**PROBLEM TO WORK ON:**
Check each line of the records below for the word "Price" and copy those where it appears.

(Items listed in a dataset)
•••
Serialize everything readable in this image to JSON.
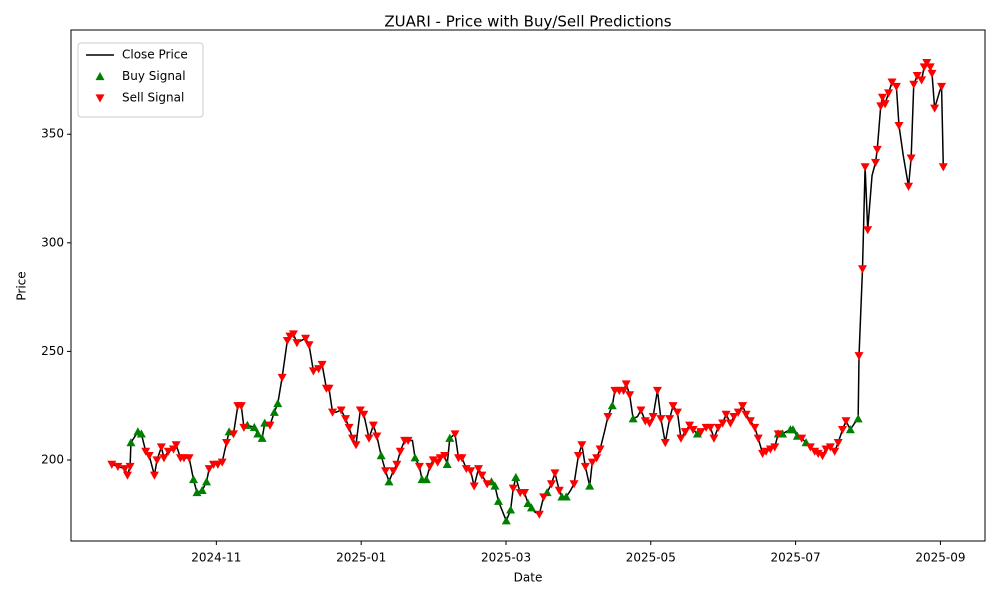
{
  "chart_data": {
    "type": "line",
    "title": "ZUARI - Price with Buy/Sell Predictions",
    "x_label": "Date",
    "y_label": "Price",
    "legend": "upper left",
    "grid": false,
    "xlim": [
      2024.666,
      2025.718
    ],
    "ylim": [
      162.7,
      398
    ],
    "xticks": [
      {
        "value": 2024.8333,
        "label": "2024-11"
      },
      {
        "value": 2025.0,
        "label": "2025-01"
      },
      {
        "value": 2025.1667,
        "label": "2025-03"
      },
      {
        "value": 2025.3333,
        "label": "2025-05"
      },
      {
        "value": 2025.5,
        "label": "2025-07"
      },
      {
        "value": 2025.6667,
        "label": "2025-09"
      }
    ],
    "yticks": [
      200,
      250,
      300,
      350
    ],
    "series": [
      {
        "name": "Close Price",
        "type": "line",
        "color": "#000000",
        "x": [
          2024.713,
          2024.72,
          2024.728,
          2024.731,
          2024.734,
          2024.735,
          2024.743,
          2024.747,
          2024.752,
          2024.756,
          2024.762,
          2024.765,
          2024.77,
          2024.773,
          2024.778,
          2024.784,
          2024.787,
          2024.792,
          2024.796,
          2024.802,
          2024.807,
          2024.811,
          2024.817,
          2024.822,
          2024.825,
          2024.83,
          2024.835,
          2024.84,
          2024.845,
          2024.848,
          2024.853,
          2024.858,
          2024.862,
          2024.865,
          2024.869,
          2024.877,
          2024.881,
          2024.886,
          2024.889,
          2024.895,
          2024.9,
          2024.904,
          2024.909,
          2024.915,
          2024.918,
          2024.922,
          2024.926,
          2024.931,
          2024.936,
          2024.94,
          2024.945,
          2024.951,
          2024.955,
          2024.96,
          2024.963,
          2024.967,
          2024.971,
          2024.977,
          2024.982,
          2024.986,
          2024.99,
          2024.994,
          2024.999,
          2025.003,
          2025.009,
          2025.014,
          2025.018,
          2025.023,
          2025.028,
          2025.032,
          2025.037,
          2025.041,
          2025.045,
          2025.05,
          2025.054,
          2025.059,
          2025.062,
          2025.067,
          2025.07,
          2025.075,
          2025.079,
          2025.083,
          2025.088,
          2025.091,
          2025.096,
          2025.099,
          2025.102,
          2025.108,
          2025.112,
          2025.116,
          2025.121,
          2025.126,
          2025.13,
          2025.135,
          2025.139,
          2025.145,
          2025.15,
          2025.154,
          2025.158,
          2025.162,
          2025.167,
          2025.172,
          2025.175,
          2025.178,
          2025.183,
          2025.188,
          2025.192,
          2025.196,
          2025.2,
          2025.205,
          2025.21,
          2025.214,
          2025.219,
          2025.223,
          2025.228,
          2025.231,
          2025.236,
          2025.241,
          2025.245,
          2025.25,
          2025.254,
          2025.258,
          2025.263,
          2025.266,
          2025.271,
          2025.275,
          2025.28,
          2025.284,
          2025.289,
          2025.292,
          2025.297,
          2025.302,
          2025.305,
          2025.309,
          2025.313,
          2025.318,
          2025.322,
          2025.327,
          2025.332,
          2025.336,
          2025.341,
          2025.345,
          2025.35,
          2025.355,
          2025.359,
          2025.364,
          2025.368,
          2025.373,
          2025.378,
          2025.382,
          2025.387,
          2025.391,
          2025.397,
          2025.402,
          2025.406,
          2025.411,
          2025.416,
          2025.42,
          2025.425,
          2025.429,
          2025.434,
          2025.439,
          2025.443,
          2025.448,
          2025.453,
          2025.457,
          2025.462,
          2025.466,
          2025.471,
          2025.476,
          2025.48,
          2025.485,
          2025.489,
          2025.494,
          2025.497,
          2025.502,
          2025.507,
          2025.512,
          2025.517,
          2025.522,
          2025.526,
          2025.531,
          2025.535,
          2025.54,
          2025.545,
          2025.549,
          2025.554,
          2025.558,
          2025.563,
          2025.568,
          2025.572,
          2025.573,
          2025.577,
          2025.58,
          2025.583,
          2025.588,
          2025.592,
          2025.594,
          2025.598,
          2025.6,
          2025.603,
          2025.607,
          2025.611,
          2025.616,
          2025.619,
          2025.624,
          2025.63,
          2025.633,
          2025.636,
          2025.64,
          2025.645,
          2025.648,
          2025.651,
          2025.655,
          2025.657,
          2025.66,
          2025.666,
          2025.668,
          2025.67
        ],
        "values": [
          198,
          197,
          196,
          193,
          197,
          208,
          213,
          212,
          204,
          202,
          193,
          200,
          206,
          201,
          204,
          205,
          207,
          201,
          201,
          201,
          191,
          185,
          186,
          190,
          196,
          198,
          198,
          199,
          208,
          213,
          212,
          225,
          225,
          215,
          216,
          215,
          212,
          210,
          217,
          216,
          222,
          226,
          238,
          255,
          257,
          258,
          254,
          255,
          256,
          253,
          241,
          242,
          244,
          233,
          233,
          222,
          222,
          223,
          219,
          215,
          210,
          207,
          223,
          221,
          210,
          216,
          211,
          202,
          195,
          190,
          195,
          198,
          204,
          209,
          209,
          209,
          201,
          197,
          191,
          191,
          197,
          200,
          199,
          201,
          202,
          198,
          210,
          212,
          201,
          201,
          196,
          195,
          188,
          196,
          193,
          189,
          190,
          188,
          181,
          177,
          172,
          177,
          187,
          192,
          185,
          185,
          180,
          178,
          176,
          175,
          183,
          185,
          189,
          194,
          186,
          183,
          183,
          186,
          189,
          202,
          207,
          197,
          188,
          199,
          201,
          205,
          213,
          220,
          225,
          232,
          232,
          232,
          235,
          230,
          219,
          220,
          223,
          218,
          217,
          220,
          232,
          219,
          208,
          219,
          225,
          222,
          210,
          213,
          216,
          214,
          212,
          213,
          215,
          215,
          210,
          215,
          217,
          221,
          217,
          220,
          222,
          225,
          221,
          218,
          215,
          210,
          203,
          204,
          205,
          206,
          212,
          212,
          213,
          214,
          214,
          211,
          210,
          208,
          206,
          204,
          203,
          202,
          205,
          206,
          204,
          208,
          214,
          218,
          214,
          217,
          219,
          248,
          288,
          335,
          306,
          331,
          337,
          343,
          363,
          367,
          364,
          369,
          374,
          372,
          354,
          340,
          326,
          339,
          373,
          377,
          375,
          381,
          383,
          381,
          378,
          362,
          370,
          372,
          335
        ]
      },
      {
        "name": "Buy Signal",
        "type": "scatter",
        "marker": "triangle-up",
        "color": "#008000",
        "x": [
          2024.735,
          2024.743,
          2024.747,
          2024.807,
          2024.811,
          2024.817,
          2024.822,
          2024.848,
          2024.869,
          2024.877,
          2024.881,
          2024.886,
          2024.889,
          2024.9,
          2024.904,
          2025.023,
          2025.032,
          2025.062,
          2025.07,
          2025.075,
          2025.099,
          2025.102,
          2025.15,
          2025.154,
          2025.158,
          2025.167,
          2025.172,
          2025.178,
          2025.192,
          2025.196,
          2025.214,
          2025.231,
          2025.236,
          2025.263,
          2025.289,
          2025.313,
          2025.387,
          2025.48,
          2025.485,
          2025.494,
          2025.497,
          2025.502,
          2025.512,
          2025.563,
          2025.572
        ],
        "values": [
          208,
          213,
          212,
          191,
          185,
          186,
          190,
          213,
          216,
          215,
          212,
          210,
          217,
          222,
          226,
          202,
          190,
          201,
          191,
          191,
          198,
          210,
          190,
          188,
          181,
          172,
          177,
          192,
          180,
          178,
          185,
          183,
          183,
          188,
          225,
          219,
          212,
          212,
          212,
          214,
          214,
          211,
          208,
          214,
          219
        ]
      },
      {
        "name": "Sell Signal",
        "type": "scatter",
        "marker": "triangle-down",
        "color": "#ff0000",
        "x": [
          2024.713,
          2024.72,
          2024.728,
          2024.731,
          2024.734,
          2024.752,
          2024.756,
          2024.762,
          2024.765,
          2024.77,
          2024.773,
          2024.778,
          2024.784,
          2024.787,
          2024.792,
          2024.796,
          2024.802,
          2024.825,
          2024.83,
          2024.835,
          2024.84,
          2024.845,
          2024.853,
          2024.858,
          2024.862,
          2024.865,
          2024.895,
          2024.909,
          2024.915,
          2024.918,
          2024.922,
          2024.926,
          2024.936,
          2024.94,
          2024.945,
          2024.951,
          2024.955,
          2024.96,
          2024.963,
          2024.967,
          2024.977,
          2024.982,
          2024.986,
          2024.99,
          2024.994,
          2024.999,
          2025.003,
          2025.009,
          2025.014,
          2025.018,
          2025.028,
          2025.037,
          2025.041,
          2025.045,
          2025.05,
          2025.054,
          2025.067,
          2025.079,
          2025.083,
          2025.088,
          2025.091,
          2025.096,
          2025.108,
          2025.112,
          2025.116,
          2025.121,
          2025.126,
          2025.13,
          2025.135,
          2025.139,
          2025.145,
          2025.175,
          2025.183,
          2025.188,
          2025.205,
          2025.21,
          2025.219,
          2025.223,
          2025.228,
          2025.245,
          2025.25,
          2025.254,
          2025.258,
          2025.266,
          2025.271,
          2025.275,
          2025.284,
          2025.292,
          2025.297,
          2025.302,
          2025.305,
          2025.309,
          2025.322,
          2025.327,
          2025.332,
          2025.336,
          2025.341,
          2025.345,
          2025.35,
          2025.355,
          2025.359,
          2025.364,
          2025.368,
          2025.373,
          2025.378,
          2025.382,
          2025.391,
          2025.397,
          2025.402,
          2025.406,
          2025.411,
          2025.416,
          2025.42,
          2025.425,
          2025.429,
          2025.434,
          2025.439,
          2025.443,
          2025.448,
          2025.453,
          2025.457,
          2025.462,
          2025.466,
          2025.471,
          2025.476,
          2025.48,
          2025.507,
          2025.517,
          2025.522,
          2025.526,
          2025.531,
          2025.535,
          2025.54,
          2025.545,
          2025.549,
          2025.554,
          2025.558,
          2025.573,
          2025.577,
          2025.58,
          2025.583,
          2025.592,
          2025.594,
          2025.598,
          2025.6,
          2025.603,
          2025.607,
          2025.611,
          2025.616,
          2025.619,
          2025.63,
          2025.633,
          2025.636,
          2025.64,
          2025.645,
          2025.648,
          2025.651,
          2025.655,
          2025.657,
          2025.66,
          2025.668,
          2025.67
        ],
        "values": [
          198,
          197,
          196,
          193,
          197,
          204,
          202,
          193,
          200,
          206,
          201,
          204,
          205,
          207,
          201,
          201,
          201,
          196,
          198,
          198,
          199,
          208,
          212,
          225,
          225,
          215,
          216,
          238,
          255,
          257,
          258,
          254,
          256,
          253,
          241,
          242,
          244,
          233,
          233,
          222,
          223,
          219,
          215,
          210,
          207,
          223,
          221,
          210,
          216,
          211,
          195,
          195,
          198,
          204,
          209,
          209,
          197,
          197,
          200,
          199,
          201,
          202,
          212,
          201,
          201,
          196,
          195,
          188,
          196,
          193,
          189,
          187,
          185,
          185,
          175,
          183,
          189,
          194,
          186,
          189,
          202,
          207,
          197,
          199,
          201,
          205,
          220,
          232,
          232,
          232,
          235,
          230,
          223,
          218,
          217,
          220,
          232,
          219,
          208,
          219,
          225,
          222,
          210,
          213,
          216,
          214,
          213,
          215,
          215,
          210,
          215,
          217,
          221,
          217,
          220,
          222,
          225,
          221,
          218,
          215,
          210,
          203,
          204,
          205,
          206,
          212,
          210,
          206,
          204,
          203,
          202,
          205,
          206,
          204,
          208,
          214,
          218,
          248,
          288,
          335,
          306,
          337,
          343,
          363,
          367,
          364,
          369,
          374,
          372,
          354,
          326,
          339,
          373,
          377,
          375,
          381,
          383,
          381,
          378,
          362,
          372,
          335
        ]
      }
    ]
  }
}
•••
**RESPONSE:**
    "title": "ZUARI - Price with Buy/Sell Predictions",
    "y_label": "Price",
        "name": "Close Price",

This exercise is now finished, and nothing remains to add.